Extrait du texte:
L’histoire du violon

Le corps est cette œuvre d’un grand luthier qui aspire à la caresse de l’archet. « Tout ce qui vit aspire à la caresse du Créateur », dit Hildegarde von Bingen. Séparé de la résonance à laquelle aspire ce corps, séparé de la musique pour laquelle il a été créé, il perd sa tension, il s’affaisse, il se laisse aller, il se désespère.

Nous vivons dans une époque où rien ne nous dit la merveille de cet être, la merveille de ce qui est l’ordonnance du corps et où on croit être détendu quand on s’affaisse comme un malheureux, lorsqu’on croit vraiment que se laisser aller est une manière de se sentir mieux, lorsque personne ne nous signifie : attention, ton chevalet est déplacé, ta corde est distendue, le maître ne peut pas jouer sur toi. Je ne peux pas faire que la musique soit belle, mais je peux tendre cette corde à la perfection.

Ces corps inhabités de tant d’entre nous aujourd’hui qui, à défaut d’entrer dans la résonance pour laquelle ils étaient créés, vont se rouiller, se déglinguer, perdre le souvenir de ce qu’ils sont. Pourtant, nous le savons tous, la mémoire du corps est la plus profonde: tout ce qui m’a touché, tout ce que j’ai touché, frôlé, caressé, les coups que j’ai reçus, les blessures, tout est dans la mémoire de mes cellules; l’intellect, lui, peut jouer, effacer, recommencer de zéro, inventer des scénarios divers, les reprendre, les corriger, les analyser, les annuler, mais le corps reçoit de manière indélébile toutes les informations. Toute cette mémoire accumulée, recouverte, cachée dans les strates, empêche la vibration, la musicalité de mon corps. On dit en allemand d’un mauvais instrument qu’il a un « loup ». De même du corps, et de certains registres de la mémoire qui le raidissent, le contractent, le rendent inapte à résonner librement. Un mauvais instrument a ses « loups »; un mauvais corps a ses obsessions, ses zones maudites où il résonne lugubrement.

Données brutes:

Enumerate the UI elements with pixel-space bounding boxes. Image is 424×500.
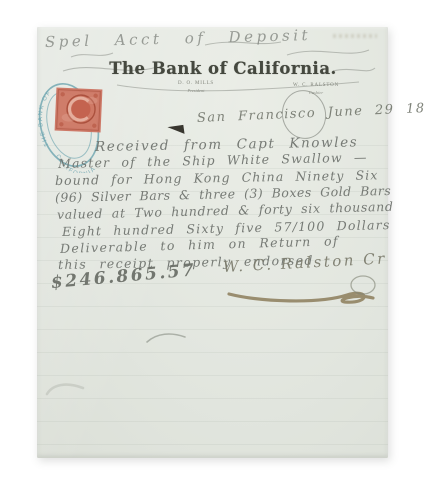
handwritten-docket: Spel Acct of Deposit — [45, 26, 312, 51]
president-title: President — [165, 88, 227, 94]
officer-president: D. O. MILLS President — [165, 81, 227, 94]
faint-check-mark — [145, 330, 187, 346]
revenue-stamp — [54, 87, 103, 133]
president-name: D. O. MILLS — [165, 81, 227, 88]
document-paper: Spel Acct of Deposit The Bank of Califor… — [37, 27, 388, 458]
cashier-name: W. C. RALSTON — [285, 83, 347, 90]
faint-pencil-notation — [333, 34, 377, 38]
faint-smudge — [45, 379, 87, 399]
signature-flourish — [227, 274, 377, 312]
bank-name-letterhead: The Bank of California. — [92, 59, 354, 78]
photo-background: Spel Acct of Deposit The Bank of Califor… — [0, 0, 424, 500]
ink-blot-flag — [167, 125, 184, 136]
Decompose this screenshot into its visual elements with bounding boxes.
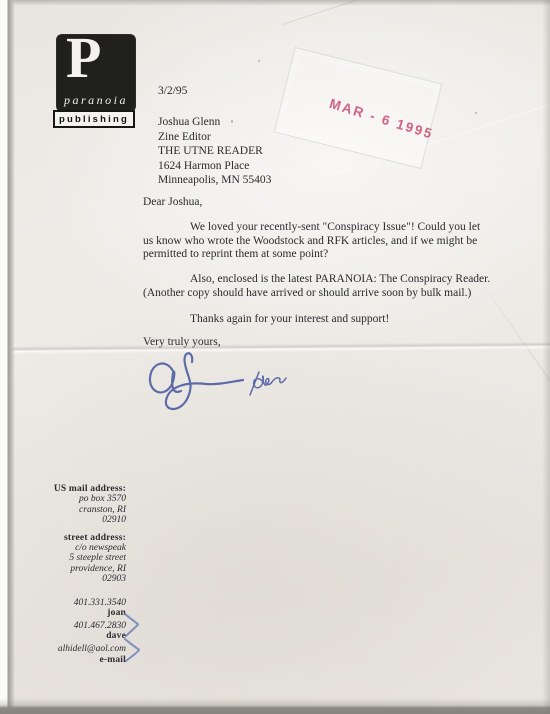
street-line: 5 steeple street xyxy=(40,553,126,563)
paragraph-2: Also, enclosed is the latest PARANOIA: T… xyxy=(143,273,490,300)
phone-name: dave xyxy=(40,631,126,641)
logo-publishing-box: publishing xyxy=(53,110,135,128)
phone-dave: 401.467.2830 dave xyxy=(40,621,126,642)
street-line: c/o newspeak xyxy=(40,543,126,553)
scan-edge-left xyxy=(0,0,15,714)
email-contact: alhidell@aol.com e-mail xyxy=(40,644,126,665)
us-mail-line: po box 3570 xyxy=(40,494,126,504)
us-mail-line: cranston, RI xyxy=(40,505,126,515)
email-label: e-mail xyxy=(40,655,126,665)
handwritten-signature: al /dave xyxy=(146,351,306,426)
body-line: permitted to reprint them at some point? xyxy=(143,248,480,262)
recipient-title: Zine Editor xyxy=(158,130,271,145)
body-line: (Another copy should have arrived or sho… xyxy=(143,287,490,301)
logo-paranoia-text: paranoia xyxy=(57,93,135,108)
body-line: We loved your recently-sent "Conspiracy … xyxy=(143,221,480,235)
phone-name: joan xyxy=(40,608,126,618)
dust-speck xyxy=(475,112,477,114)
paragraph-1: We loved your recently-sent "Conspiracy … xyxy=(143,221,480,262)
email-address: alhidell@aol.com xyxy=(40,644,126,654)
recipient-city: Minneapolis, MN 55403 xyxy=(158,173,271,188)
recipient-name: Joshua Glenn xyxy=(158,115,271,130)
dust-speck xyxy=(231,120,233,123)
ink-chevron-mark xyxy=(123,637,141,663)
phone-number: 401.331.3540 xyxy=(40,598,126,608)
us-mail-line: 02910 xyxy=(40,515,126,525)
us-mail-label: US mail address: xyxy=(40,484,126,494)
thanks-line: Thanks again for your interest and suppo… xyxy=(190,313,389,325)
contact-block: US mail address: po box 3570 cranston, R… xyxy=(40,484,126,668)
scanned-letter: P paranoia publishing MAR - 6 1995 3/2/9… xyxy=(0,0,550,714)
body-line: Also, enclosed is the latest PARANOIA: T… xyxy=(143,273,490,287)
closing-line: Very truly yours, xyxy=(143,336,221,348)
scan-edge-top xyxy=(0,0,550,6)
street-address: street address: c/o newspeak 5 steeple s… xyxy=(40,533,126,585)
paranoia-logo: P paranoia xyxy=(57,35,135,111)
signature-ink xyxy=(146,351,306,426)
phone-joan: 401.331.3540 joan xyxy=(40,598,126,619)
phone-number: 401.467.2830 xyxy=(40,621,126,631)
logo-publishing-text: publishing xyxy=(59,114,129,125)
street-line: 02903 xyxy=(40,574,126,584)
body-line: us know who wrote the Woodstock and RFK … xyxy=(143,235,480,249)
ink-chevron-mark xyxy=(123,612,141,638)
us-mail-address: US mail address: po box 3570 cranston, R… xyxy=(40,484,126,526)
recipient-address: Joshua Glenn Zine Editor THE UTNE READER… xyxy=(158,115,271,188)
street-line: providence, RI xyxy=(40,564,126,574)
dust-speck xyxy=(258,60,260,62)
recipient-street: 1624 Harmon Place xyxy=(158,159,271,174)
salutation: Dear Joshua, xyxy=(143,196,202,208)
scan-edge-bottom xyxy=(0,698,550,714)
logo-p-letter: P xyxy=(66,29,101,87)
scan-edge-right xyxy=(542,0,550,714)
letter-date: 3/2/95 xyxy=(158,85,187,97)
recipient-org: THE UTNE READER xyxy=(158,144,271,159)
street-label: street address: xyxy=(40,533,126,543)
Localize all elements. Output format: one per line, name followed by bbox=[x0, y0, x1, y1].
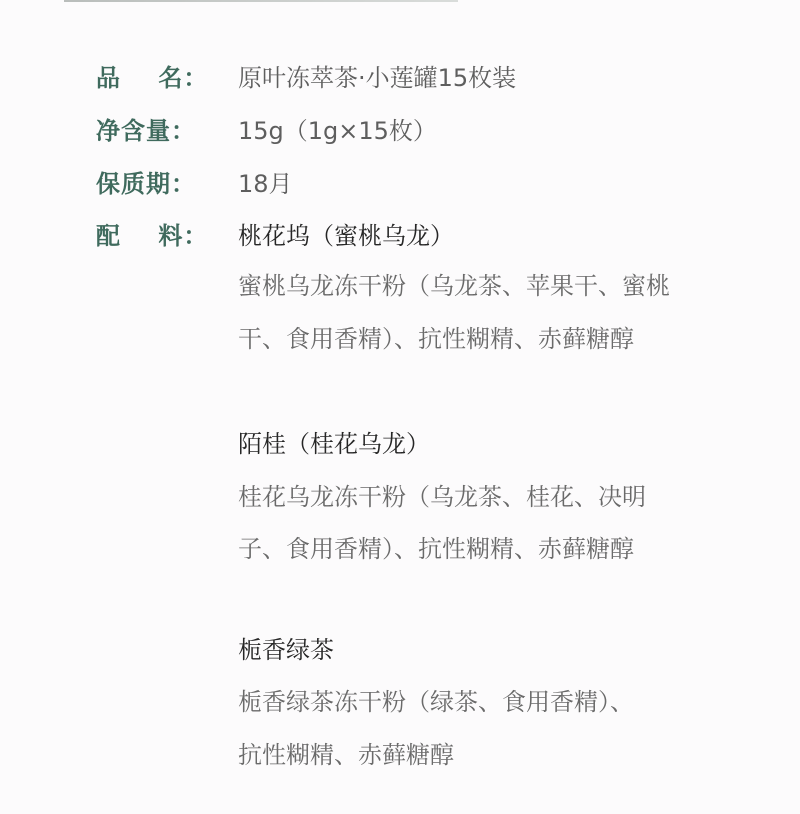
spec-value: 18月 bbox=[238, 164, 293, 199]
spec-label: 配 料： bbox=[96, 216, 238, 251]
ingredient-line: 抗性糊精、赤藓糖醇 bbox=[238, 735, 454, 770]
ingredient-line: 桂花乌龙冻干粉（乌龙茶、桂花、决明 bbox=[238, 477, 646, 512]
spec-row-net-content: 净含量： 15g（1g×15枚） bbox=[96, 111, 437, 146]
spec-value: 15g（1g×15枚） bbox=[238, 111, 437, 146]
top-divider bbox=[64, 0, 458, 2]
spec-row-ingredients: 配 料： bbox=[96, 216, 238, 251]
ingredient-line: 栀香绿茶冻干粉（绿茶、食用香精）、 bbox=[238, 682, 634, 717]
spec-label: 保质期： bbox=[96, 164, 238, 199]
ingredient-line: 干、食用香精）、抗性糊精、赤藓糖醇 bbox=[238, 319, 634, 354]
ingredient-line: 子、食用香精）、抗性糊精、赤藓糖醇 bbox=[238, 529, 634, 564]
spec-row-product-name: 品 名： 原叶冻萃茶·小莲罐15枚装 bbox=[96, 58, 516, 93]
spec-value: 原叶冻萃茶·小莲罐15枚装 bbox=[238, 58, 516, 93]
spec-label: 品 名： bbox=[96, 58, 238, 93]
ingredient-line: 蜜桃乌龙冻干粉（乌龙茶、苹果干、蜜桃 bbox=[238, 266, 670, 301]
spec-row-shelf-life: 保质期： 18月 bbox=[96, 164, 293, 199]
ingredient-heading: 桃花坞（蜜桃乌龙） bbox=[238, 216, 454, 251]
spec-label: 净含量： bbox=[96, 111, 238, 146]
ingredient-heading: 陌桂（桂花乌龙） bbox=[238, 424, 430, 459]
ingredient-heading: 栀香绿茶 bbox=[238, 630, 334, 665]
---
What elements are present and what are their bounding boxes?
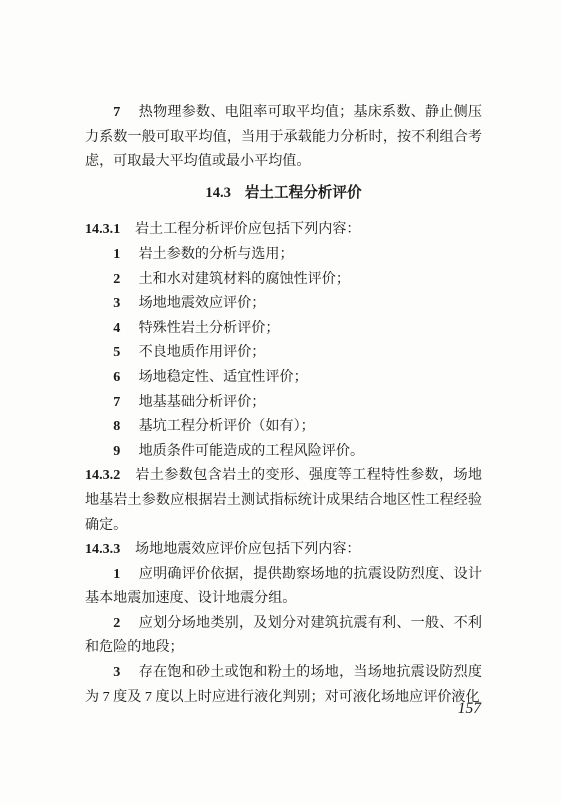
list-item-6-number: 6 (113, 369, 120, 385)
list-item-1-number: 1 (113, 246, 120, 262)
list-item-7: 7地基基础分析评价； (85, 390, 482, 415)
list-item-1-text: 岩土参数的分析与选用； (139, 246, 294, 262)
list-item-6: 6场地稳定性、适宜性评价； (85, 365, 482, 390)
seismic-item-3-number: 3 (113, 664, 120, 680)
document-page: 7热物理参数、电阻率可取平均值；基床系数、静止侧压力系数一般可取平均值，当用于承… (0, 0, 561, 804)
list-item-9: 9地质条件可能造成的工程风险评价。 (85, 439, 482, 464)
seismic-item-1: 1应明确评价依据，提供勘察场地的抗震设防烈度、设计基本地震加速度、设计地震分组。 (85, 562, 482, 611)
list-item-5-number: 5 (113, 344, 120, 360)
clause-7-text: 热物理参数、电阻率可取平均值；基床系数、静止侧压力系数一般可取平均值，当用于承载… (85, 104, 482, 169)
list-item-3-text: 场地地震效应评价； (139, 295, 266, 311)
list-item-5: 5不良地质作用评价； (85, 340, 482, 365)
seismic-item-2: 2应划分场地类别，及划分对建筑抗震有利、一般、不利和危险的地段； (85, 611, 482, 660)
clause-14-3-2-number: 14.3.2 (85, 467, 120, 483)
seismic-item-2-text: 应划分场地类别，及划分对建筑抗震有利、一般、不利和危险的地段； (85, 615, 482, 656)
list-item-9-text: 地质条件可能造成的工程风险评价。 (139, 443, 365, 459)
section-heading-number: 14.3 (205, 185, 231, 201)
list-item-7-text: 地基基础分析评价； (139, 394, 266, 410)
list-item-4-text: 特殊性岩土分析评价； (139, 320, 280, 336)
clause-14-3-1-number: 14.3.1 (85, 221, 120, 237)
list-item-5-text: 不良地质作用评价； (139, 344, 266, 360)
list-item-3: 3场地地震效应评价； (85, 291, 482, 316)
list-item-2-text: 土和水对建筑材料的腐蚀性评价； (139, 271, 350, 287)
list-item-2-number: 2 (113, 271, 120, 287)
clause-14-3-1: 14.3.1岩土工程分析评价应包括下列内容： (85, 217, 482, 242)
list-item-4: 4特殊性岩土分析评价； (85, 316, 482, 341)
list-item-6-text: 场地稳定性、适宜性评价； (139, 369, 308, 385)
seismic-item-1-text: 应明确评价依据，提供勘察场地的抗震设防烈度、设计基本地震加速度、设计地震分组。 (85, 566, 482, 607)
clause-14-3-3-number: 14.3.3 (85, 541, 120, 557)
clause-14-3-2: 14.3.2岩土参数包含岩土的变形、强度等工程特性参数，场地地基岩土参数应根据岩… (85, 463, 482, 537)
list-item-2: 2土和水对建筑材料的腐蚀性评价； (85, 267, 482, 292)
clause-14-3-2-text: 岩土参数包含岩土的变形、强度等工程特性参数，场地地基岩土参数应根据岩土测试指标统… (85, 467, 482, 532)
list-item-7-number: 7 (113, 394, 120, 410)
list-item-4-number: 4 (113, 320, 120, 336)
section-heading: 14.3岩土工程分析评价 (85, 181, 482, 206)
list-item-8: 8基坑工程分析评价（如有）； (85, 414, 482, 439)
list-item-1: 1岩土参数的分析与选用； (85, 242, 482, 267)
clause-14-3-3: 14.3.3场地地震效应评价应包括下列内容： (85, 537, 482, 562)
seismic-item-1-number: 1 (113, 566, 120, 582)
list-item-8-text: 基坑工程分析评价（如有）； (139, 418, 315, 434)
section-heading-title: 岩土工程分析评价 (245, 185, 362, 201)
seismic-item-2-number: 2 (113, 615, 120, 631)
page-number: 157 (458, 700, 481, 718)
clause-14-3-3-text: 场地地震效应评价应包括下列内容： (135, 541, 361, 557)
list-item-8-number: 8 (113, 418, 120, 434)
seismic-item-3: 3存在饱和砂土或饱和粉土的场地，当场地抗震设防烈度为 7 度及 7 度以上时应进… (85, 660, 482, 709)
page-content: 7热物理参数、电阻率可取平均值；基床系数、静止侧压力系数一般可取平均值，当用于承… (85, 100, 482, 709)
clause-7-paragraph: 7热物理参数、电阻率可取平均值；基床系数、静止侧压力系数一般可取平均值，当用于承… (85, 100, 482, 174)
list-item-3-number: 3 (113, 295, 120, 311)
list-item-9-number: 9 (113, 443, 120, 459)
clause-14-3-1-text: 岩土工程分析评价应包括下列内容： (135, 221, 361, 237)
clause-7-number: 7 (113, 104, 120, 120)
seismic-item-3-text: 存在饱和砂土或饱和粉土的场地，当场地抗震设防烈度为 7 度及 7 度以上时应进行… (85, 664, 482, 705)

Tâches à réaliser:
A – Répondez à ces questions sur le texte sur le violon :
(i) Qui est cité pour la phrase « Tout ce qui vit aspire à la caresse du Créateur » ?
(ii) Comment dit-on en allemand d'un mauvais instrument ?
(iii) Que perd le corps séparé de la résonance à laquelle il aspire ?
B – Prolongez le texte sur le violon à partir de sa dernière phrase, en reprenant son ton et son image du corps comme instrument.

Réponses:
A –
(i) Hildegarde von Bingen.
(ii) On dit qu'il a un « loup ».
(iii) Il perd sa tension.

B –
Un bon instrument résonne sans sélection dans tous les registres. Il accueille tout de toute son âme, entre dans toute résonance.

Dans un bon corps, un corps réconcilié avec ses blessures, la peur ne verrouille plus les espaces. Le ton le porte au bout de chaque vibration. Il faut pourtant se garder d’une conception dualiste quand on utilise ces images, et ne pas faire de l’instrument le corps, et de l’âme celui qui joue. Ce serait une séparation artificielle car la merveille qui va se révéler au contemplateur ou à l’auditeur, c’est l’inséparabilité de tous ces éléments.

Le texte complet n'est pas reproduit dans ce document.